▶ [TASK PROMPT] In the records below, find each line containing the word "Володарского" and copy it.

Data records

--- start ---

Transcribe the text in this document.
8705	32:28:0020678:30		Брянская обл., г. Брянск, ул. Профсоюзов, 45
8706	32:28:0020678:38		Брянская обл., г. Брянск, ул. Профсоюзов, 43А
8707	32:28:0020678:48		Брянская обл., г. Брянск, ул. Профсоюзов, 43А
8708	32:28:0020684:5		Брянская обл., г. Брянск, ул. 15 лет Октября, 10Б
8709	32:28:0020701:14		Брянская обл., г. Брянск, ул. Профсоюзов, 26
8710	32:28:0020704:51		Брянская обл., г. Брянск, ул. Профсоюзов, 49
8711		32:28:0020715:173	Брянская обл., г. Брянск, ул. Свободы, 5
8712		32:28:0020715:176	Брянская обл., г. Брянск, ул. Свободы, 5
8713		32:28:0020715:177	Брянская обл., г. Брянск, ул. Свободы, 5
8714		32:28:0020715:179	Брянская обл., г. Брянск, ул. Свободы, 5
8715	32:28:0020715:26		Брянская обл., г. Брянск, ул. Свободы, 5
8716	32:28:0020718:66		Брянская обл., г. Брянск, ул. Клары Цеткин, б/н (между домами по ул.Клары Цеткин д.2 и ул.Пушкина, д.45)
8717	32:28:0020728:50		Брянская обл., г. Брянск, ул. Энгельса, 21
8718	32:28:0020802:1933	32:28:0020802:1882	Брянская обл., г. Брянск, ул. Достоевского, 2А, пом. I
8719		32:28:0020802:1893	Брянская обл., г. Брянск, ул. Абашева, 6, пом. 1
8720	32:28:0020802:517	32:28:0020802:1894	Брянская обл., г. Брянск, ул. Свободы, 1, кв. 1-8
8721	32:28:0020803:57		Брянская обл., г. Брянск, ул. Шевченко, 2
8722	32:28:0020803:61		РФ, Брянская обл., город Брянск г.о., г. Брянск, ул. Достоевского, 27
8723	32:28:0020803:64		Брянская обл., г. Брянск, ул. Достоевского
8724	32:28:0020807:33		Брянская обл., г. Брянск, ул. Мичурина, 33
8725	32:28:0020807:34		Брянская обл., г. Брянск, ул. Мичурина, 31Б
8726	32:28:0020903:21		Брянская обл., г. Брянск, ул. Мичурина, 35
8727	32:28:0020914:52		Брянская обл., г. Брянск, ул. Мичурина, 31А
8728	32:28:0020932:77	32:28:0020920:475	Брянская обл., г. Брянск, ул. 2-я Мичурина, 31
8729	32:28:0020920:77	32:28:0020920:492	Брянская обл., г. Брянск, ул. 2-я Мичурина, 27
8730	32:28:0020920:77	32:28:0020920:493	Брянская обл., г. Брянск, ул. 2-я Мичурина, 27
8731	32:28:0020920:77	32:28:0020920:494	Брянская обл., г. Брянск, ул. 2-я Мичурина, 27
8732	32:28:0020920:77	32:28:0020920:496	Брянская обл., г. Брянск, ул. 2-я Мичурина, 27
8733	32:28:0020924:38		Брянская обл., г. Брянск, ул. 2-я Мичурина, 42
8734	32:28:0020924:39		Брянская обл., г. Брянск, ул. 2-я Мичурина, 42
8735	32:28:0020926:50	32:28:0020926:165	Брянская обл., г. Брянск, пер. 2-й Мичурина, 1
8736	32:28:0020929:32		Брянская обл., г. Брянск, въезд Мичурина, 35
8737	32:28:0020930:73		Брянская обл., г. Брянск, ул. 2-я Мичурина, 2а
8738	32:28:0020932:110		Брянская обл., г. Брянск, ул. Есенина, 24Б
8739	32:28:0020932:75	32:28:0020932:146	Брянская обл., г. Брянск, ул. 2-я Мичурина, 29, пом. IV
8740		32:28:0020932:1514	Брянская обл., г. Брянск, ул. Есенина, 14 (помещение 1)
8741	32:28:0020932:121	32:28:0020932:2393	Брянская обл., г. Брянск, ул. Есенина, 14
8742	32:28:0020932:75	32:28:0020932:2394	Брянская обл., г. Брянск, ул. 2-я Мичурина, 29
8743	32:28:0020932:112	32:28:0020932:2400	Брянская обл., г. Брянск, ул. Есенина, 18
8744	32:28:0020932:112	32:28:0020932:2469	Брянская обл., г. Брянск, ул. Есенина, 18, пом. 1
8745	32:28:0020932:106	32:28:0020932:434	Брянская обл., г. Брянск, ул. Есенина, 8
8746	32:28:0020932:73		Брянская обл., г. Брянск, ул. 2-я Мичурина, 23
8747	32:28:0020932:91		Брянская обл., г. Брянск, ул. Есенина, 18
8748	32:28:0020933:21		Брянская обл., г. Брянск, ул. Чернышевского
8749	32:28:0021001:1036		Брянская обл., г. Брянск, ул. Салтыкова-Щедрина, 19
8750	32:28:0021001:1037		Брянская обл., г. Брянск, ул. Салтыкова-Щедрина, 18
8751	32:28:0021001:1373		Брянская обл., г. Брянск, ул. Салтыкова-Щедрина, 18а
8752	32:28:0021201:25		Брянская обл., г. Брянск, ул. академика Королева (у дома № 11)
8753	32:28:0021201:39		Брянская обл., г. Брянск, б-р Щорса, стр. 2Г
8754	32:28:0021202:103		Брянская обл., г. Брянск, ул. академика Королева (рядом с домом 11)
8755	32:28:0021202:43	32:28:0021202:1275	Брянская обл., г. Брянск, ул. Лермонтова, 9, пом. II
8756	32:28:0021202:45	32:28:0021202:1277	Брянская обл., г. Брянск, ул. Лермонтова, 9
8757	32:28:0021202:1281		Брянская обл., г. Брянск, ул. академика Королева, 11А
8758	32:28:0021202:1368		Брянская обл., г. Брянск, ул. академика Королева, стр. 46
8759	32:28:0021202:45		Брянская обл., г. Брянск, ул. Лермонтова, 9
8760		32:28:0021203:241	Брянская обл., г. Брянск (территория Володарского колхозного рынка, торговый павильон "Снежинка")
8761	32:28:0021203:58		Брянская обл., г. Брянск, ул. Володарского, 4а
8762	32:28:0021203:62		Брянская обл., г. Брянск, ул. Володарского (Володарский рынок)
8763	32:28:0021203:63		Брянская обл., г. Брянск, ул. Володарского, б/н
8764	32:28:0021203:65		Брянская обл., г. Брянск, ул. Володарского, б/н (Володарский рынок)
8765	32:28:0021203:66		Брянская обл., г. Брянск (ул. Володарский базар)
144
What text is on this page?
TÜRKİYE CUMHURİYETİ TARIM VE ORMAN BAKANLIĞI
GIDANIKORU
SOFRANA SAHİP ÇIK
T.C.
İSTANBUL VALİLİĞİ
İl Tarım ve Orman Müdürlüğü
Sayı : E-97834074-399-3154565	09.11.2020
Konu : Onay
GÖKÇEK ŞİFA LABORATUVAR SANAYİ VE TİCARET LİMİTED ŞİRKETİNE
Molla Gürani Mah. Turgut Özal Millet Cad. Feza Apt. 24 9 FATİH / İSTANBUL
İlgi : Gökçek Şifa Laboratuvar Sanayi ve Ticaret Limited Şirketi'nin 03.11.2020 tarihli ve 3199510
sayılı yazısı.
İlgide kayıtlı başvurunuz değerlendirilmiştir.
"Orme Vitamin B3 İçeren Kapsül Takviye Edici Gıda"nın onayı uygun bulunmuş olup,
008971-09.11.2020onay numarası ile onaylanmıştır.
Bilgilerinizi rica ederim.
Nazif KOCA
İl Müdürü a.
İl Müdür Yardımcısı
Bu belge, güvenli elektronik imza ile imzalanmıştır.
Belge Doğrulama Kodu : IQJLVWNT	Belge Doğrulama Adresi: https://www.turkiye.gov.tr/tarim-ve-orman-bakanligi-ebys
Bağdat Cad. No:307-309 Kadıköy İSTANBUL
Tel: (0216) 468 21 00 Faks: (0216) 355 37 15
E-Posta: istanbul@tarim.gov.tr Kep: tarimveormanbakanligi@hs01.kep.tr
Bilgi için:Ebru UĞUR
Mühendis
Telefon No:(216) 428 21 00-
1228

--- end ---

▶ [SOLUTION]
8760		32:28:0021203:241	Брянская обл., г. Брянск (территория Володарского колхозного рынка, торговый павильон "Снежинка")
8761	32:28:0021203:58		Брянская обл., г. Брянск, ул. Володарского, 4а
8762	32:28:0021203:62		Брянская обл., г. Брянск, ул. Володарского (Володарский рынок)
8763	32:28:0021203:63		Брянская обл., г. Брянск, ул. Володарского, б/н
8764	32:28:0021203:65		Брянская обл., г. Брянск, ул. Володарского, б/н (Володарский рынок)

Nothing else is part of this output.